Required task: Copy all of the material exactly. Pictures are not to appear in the copy.

Input material:
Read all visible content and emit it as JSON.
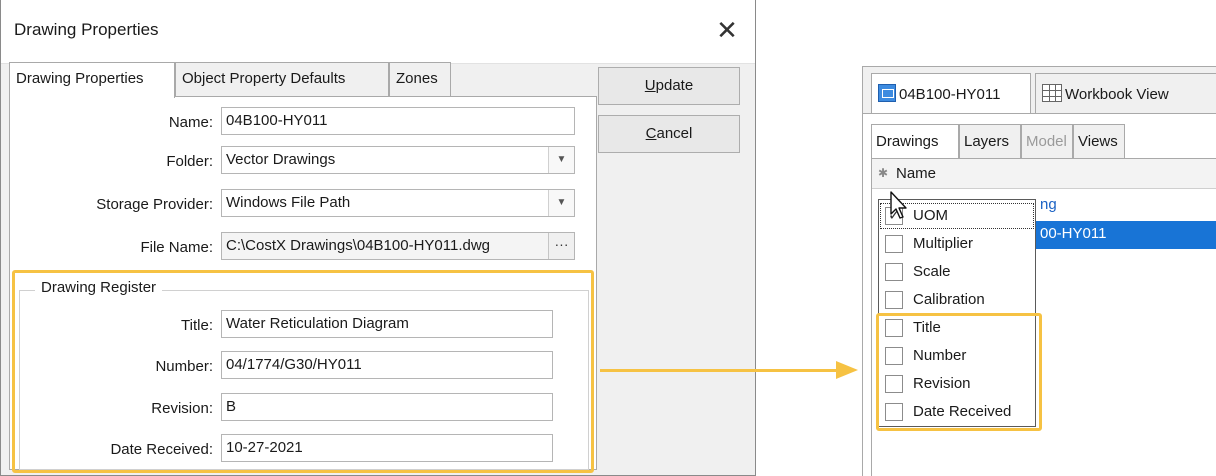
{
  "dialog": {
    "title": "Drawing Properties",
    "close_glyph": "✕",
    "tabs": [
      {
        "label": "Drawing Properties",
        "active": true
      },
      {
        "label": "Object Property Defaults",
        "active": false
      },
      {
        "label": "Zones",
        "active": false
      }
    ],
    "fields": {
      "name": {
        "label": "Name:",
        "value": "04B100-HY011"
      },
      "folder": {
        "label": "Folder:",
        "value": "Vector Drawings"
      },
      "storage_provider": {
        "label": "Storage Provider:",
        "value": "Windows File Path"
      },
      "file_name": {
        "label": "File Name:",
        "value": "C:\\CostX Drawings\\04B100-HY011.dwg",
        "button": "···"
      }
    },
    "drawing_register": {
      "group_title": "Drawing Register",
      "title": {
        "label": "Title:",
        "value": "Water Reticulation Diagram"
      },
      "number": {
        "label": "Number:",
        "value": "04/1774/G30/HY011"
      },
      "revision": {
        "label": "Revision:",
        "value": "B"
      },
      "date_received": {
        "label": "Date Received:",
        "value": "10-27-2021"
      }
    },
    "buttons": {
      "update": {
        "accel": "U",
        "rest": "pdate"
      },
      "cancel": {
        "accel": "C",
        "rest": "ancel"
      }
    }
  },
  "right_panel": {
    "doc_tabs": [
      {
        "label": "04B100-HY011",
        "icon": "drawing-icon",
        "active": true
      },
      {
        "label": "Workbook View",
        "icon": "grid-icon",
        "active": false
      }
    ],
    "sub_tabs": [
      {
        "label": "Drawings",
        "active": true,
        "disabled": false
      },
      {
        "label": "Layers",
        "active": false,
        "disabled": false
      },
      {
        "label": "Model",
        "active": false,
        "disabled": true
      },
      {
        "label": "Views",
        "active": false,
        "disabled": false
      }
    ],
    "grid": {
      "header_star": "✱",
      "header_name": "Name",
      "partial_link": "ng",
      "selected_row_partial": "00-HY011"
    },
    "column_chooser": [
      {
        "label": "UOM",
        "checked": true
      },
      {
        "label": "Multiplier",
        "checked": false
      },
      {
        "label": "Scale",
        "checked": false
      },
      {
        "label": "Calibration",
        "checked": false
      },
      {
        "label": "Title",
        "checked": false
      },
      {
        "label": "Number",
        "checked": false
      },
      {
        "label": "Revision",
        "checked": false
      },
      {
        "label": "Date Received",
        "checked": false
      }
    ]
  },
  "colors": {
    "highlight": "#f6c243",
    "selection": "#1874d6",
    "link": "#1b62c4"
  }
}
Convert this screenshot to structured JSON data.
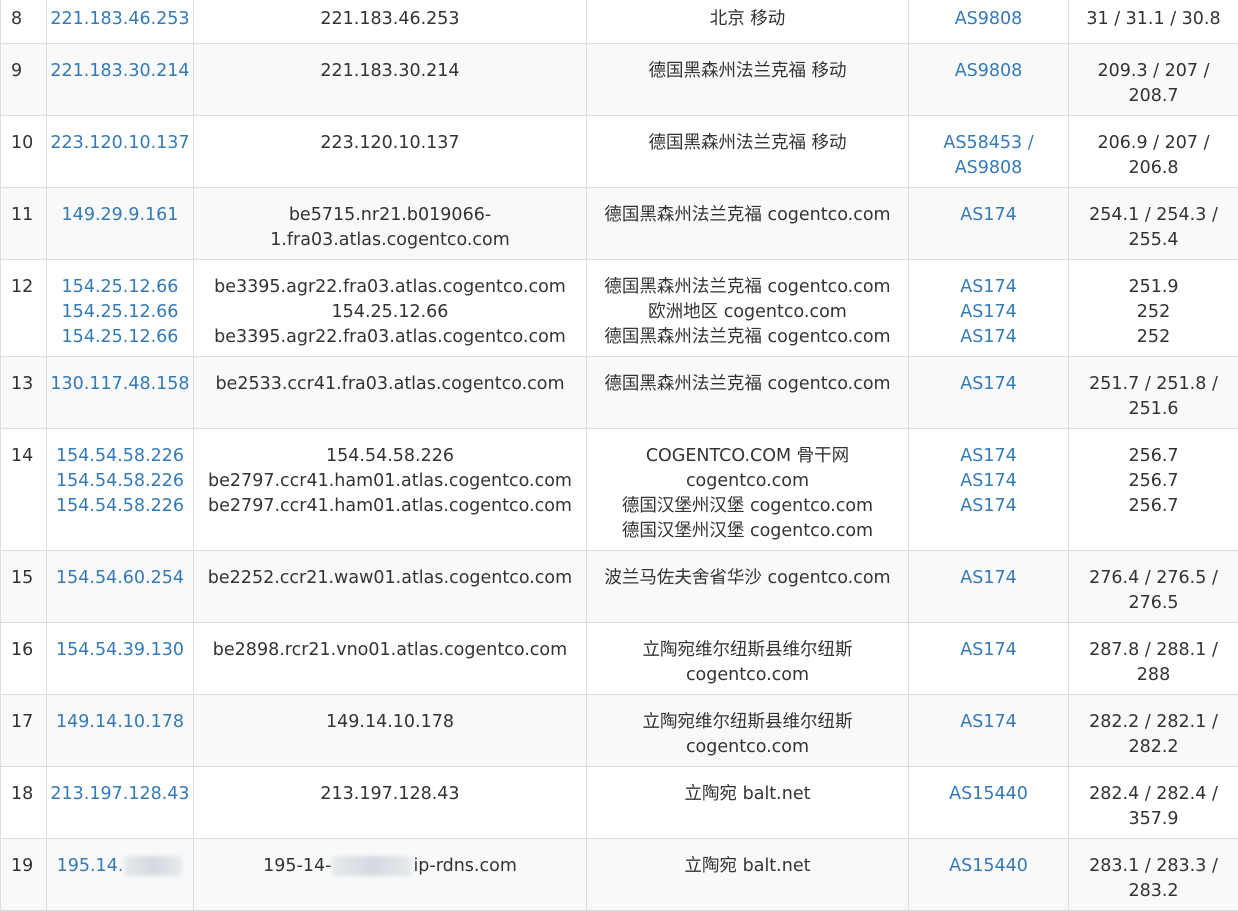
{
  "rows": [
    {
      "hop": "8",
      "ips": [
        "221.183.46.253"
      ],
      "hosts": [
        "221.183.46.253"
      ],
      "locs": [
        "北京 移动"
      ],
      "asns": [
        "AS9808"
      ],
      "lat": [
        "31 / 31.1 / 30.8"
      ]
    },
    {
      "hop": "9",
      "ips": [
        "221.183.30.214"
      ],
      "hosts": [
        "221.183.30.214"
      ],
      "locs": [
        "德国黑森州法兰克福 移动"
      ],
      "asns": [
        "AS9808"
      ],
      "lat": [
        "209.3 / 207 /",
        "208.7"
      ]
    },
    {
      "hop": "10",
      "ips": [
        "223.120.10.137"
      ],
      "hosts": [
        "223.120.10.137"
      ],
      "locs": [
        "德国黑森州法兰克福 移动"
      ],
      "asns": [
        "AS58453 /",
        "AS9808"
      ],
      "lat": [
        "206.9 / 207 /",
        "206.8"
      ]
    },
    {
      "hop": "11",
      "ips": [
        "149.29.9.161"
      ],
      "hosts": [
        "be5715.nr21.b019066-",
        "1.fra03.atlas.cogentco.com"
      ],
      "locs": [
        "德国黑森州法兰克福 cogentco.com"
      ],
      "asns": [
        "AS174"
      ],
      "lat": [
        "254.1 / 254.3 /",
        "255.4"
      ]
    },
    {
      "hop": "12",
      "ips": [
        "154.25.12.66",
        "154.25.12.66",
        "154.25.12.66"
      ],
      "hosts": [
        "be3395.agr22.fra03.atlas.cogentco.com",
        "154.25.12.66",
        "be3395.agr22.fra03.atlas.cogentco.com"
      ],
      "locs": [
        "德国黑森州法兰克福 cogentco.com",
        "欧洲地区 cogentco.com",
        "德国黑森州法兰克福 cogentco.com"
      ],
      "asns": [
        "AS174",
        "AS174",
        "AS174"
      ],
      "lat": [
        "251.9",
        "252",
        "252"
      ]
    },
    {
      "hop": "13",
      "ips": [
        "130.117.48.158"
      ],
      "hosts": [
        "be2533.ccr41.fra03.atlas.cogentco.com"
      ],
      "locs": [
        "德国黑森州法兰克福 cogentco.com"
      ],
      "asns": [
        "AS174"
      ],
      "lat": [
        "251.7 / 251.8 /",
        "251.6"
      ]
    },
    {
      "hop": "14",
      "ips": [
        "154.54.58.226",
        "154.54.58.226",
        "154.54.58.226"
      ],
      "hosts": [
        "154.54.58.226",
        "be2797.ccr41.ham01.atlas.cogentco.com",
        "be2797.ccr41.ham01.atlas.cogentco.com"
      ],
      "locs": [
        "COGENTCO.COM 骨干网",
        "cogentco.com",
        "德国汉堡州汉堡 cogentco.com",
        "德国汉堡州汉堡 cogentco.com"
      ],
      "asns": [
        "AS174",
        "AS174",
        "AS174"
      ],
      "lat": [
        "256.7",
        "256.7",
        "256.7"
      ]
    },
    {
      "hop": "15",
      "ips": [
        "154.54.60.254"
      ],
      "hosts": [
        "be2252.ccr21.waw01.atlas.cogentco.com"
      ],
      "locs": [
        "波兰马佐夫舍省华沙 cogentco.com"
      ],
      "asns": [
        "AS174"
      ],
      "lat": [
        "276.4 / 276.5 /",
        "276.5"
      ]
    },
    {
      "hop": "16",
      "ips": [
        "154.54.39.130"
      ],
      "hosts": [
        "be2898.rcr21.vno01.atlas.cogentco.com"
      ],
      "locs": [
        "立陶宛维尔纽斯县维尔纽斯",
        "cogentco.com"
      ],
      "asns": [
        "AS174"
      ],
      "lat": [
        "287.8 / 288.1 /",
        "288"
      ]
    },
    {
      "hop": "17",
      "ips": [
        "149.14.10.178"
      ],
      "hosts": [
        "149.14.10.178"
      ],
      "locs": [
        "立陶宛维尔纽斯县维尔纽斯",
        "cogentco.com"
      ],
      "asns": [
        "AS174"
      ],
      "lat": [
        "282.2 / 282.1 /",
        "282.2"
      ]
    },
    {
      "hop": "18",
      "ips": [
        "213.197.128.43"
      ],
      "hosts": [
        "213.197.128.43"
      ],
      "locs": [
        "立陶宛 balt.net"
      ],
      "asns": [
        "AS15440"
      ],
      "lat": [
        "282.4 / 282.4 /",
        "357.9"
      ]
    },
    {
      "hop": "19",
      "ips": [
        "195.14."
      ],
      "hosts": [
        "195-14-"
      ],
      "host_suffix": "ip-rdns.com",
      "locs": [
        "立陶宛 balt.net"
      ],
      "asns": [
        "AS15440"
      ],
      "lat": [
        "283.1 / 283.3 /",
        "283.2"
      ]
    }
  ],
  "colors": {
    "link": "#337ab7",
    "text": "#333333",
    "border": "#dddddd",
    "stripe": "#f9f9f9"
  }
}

Task solution:
Read all visible content and emit it as JSON.
{
  "dialog": {
    "title": "Drawing Properties",
    "close_glyph": "✕",
    "tabs": [
      {
        "label": "Drawing Properties",
        "active": true
      },
      {
        "label": "Object Property Defaults",
        "active": false
      },
      {
        "label": "Zones",
        "active": false
      }
    ],
    "fields": {
      "name": {
        "label": "Name:",
        "value": "04B100-HY011"
      },
      "folder": {
        "label": "Folder:",
        "value": "Vector Drawings"
      },
      "storage_provider": {
        "label": "Storage Provider:",
        "value": "Windows File Path"
      },
      "file_name": {
        "label": "File Name:",
        "value": "C:\\CostX Drawings\\04B100-HY011.dwg",
        "button": "···"
      }
    },
    "drawing_register": {
      "group_title": "Drawing Register",
      "title": {
        "label": "Title:",
        "value": "Water Reticulation Diagram"
      },
      "number": {
        "label": "Number:",
        "value": "04/1774/G30/HY011"
      },
      "revision": {
        "label": "Revision:",
        "value": "B"
      },
      "date_received": {
        "label": "Date Received:",
        "value": "10-27-2021"
      }
    },
    "buttons": {
      "update": {
        "accel": "U",
        "rest": "pdate"
      },
      "cancel": {
        "accel": "C",
        "rest": "ancel"
      }
    }
  },
  "right_panel": {
    "doc_tabs": [
      {
        "label": "04B100-HY011",
        "icon": "drawing-icon",
        "active": true
      },
      {
        "label": "Workbook View",
        "icon": "grid-icon",
        "active": false
      }
    ],
    "sub_tabs": [
      {
        "label": "Drawings",
        "active": true,
        "disabled": false
      },
      {
        "label": "Layers",
        "active": false,
        "disabled": false
      },
      {
        "label": "Model",
        "active": false,
        "disabled": true
      },
      {
        "label": "Views",
        "active": false,
        "disabled": false
      }
    ],
    "grid": {
      "header_star": "✱",
      "header_name": "Name",
      "partial_link": "ng",
      "selected_row_partial": "00-HY011"
    },
    "column_chooser": [
      {
        "label": "UOM",
        "checked": true
      },
      {
        "label": "Multiplier",
        "checked": false
      },
      {
        "label": "Scale",
        "checked": false
      },
      {
        "label": "Calibration",
        "checked": false
      },
      {
        "label": "Title",
        "checked": false
      },
      {
        "label": "Number",
        "checked": false
      },
      {
        "label": "Revision",
        "checked": false
      },
      {
        "label": "Date Received",
        "checked": false
      }
    ]
  },
  "colors": {
    "highlight": "#f6c243",
    "selection": "#1874d6",
    "link": "#1b62c4"
  }
}
Convert this screenshot to structured JSON data.
{
  "rows": [
    {
      "hop": "8",
      "ips": [
        "221.183.46.253"
      ],
      "hosts": [
        "221.183.46.253"
      ],
      "locs": [
        "北京 移动"
      ],
      "asns": [
        "AS9808"
      ],
      "lat": [
        "31 / 31.1 / 30.8"
      ]
    },
    {
      "hop": "9",
      "ips": [
        "221.183.30.214"
      ],
      "hosts": [
        "221.183.30.214"
      ],
      "locs": [
        "德国黑森州法兰克福 移动"
      ],
      "asns": [
        "AS9808"
      ],
      "lat": [
        "209.3 / 207 /",
        "208.7"
      ]
    },
    {
      "hop": "10",
      "ips": [
        "223.120.10.137"
      ],
      "hosts": [
        "223.120.10.137"
      ],
      "locs": [
        "德国黑森州法兰克福 移动"
      ],
      "asns": [
        "AS58453 /",
        "AS9808"
      ],
      "lat": [
        "206.9 / 207 /",
        "206.8"
      ]
    },
    {
      "hop": "11",
      "ips": [
        "149.29.9.161"
      ],
      "hosts": [
        "be5715.nr21.b019066-",
        "1.fra03.atlas.cogentco.com"
      ],
      "locs": [
        "德国黑森州法兰克福 cogentco.com"
      ],
      "asns": [
        "AS174"
      ],
      "lat": [
        "254.1 / 254.3 /",
        "255.4"
      ]
    },
    {
      "hop": "12",
      "ips": [
        "154.25.12.66",
        "154.25.12.66",
        "154.25.12.66"
      ],
      "hosts": [
        "be3395.agr22.fra03.atlas.cogentco.com",
        "154.25.12.66",
        "be3395.agr22.fra03.atlas.cogentco.com"
      ],
      "locs": [
        "德国黑森州法兰克福 cogentco.com",
        "欧洲地区 cogentco.com",
        "德国黑森州法兰克福 cogentco.com"
      ],
      "asns": [
        "AS174",
        "AS174",
        "AS174"
      ],
      "lat": [
        "251.9",
        "252",
        "252"
      ]
    },
    {
      "hop": "13",
      "ips": [
        "130.117.48.158"
      ],
      "hosts": [
        "be2533.ccr41.fra03.atlas.cogentco.com"
      ],
      "locs": [
        "德国黑森州法兰克福 cogentco.com"
      ],
      "asns": [
        "AS174"
      ],
      "lat": [
        "251.7 / 251.8 /",
        "251.6"
      ]
    },
    {
      "hop": "14",
      "ips": [
        "154.54.58.226",
        "154.54.58.226",
        "154.54.58.226"
      ],
      "hosts": [
        "154.54.58.226",
        "be2797.ccr41.ham01.atlas.cogentco.com",
        "be2797.ccr41.ham01.atlas.cogentco.com"
      ],
      "locs": [
        "COGENTCO.COM 骨干网",
        "cogentco.com",
        "德国汉堡州汉堡 cogentco.com",
        "德国汉堡州汉堡 cogentco.com"
      ],
      "asns": [
        "AS174",
        "AS174",
        "AS174"
      ],
      "lat": [
        "256.7",
        "256.7",
        "256.7"
      ]
    },
    {
      "hop": "15",
      "ips": [
        "154.54.60.254"
      ],
      "hosts": [
        "be2252.ccr21.waw01.atlas.cogentco.com"
      ],
      "locs": [
        "波兰马佐夫舍省华沙 cogentco.com"
      ],
      "asns": [
        "AS174"
      ],
      "lat": [
        "276.4 / 276.5 /",
        "276.5"
      ]
    },
    {
      "hop": "16",
      "ips": [
        "154.54.39.130"
      ],
      "hosts": [
        "be2898.rcr21.vno01.atlas.cogentco.com"
      ],
      "locs": [
        "立陶宛维尔纽斯县维尔纽斯",
        "cogentco.com"
      ],
      "asns": [
        "AS174"
      ],
      "lat": [
        "287.8 / 288.1 /",
        "288"
      ]
    },
    {
      "hop": "17",
      "ips": [
        "149.14.10.178"
      ],
      "hosts": [
        "149.14.10.178"
      ],
      "locs": [
        "立陶宛维尔纽斯县维尔纽斯",
        "cogentco.com"
      ],
      "asns": [
        "AS174"
      ],
      "lat": [
        "282.2 / 282.1 /",
        "282.2"
      ]
    },
    {
      "hop": "18",
      "ips": [
        "213.197.128.43"
      ],
      "hosts": [
        "213.197.128.43"
      ],
      "locs": [
        "立陶宛 balt.net"
      ],
      "asns": [
        "AS15440"
      ],
      "lat": [
        "282.4 / 282.4 /",
        "357.9"
      ]
    },
    {
      "hop": "19",
      "ips": [
        "195.14."
      ],
      "hosts": [
        "195-14-"
      ],
      "host_suffix": "ip-rdns.com",
      "locs": [
        "立陶宛 balt.net"
      ],
      "asns": [
        "AS15440"
      ],
      "lat": [
        "283.1 / 283.3 /",
        "283.2"
      ]
    }
  ],
  "colors": {
    "link": "#337ab7",
    "text": "#333333",
    "border": "#dddddd",
    "stripe": "#f9f9f9"
  }
}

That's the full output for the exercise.